■ **Problem description**:
Check each line of the listing for the string "Requested", count the lines that have it, and answer with that number only.

■ **Dataset records**:
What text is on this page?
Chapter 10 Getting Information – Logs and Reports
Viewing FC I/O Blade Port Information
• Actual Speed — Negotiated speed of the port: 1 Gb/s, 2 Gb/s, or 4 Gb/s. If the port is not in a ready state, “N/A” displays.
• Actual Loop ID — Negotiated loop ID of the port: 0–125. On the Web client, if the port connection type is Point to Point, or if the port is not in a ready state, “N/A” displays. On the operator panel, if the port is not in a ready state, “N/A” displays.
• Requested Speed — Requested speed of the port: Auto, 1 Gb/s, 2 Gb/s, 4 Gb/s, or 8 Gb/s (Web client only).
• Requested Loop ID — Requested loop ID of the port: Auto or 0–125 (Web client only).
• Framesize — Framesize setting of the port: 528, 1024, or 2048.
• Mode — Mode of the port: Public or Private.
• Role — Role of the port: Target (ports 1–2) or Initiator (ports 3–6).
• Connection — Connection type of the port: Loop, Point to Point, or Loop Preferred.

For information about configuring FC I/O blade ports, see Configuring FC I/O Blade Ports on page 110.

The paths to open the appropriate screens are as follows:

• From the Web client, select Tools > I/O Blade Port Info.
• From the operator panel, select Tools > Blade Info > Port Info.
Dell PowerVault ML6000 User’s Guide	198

■ **Answer for this exercise**:
2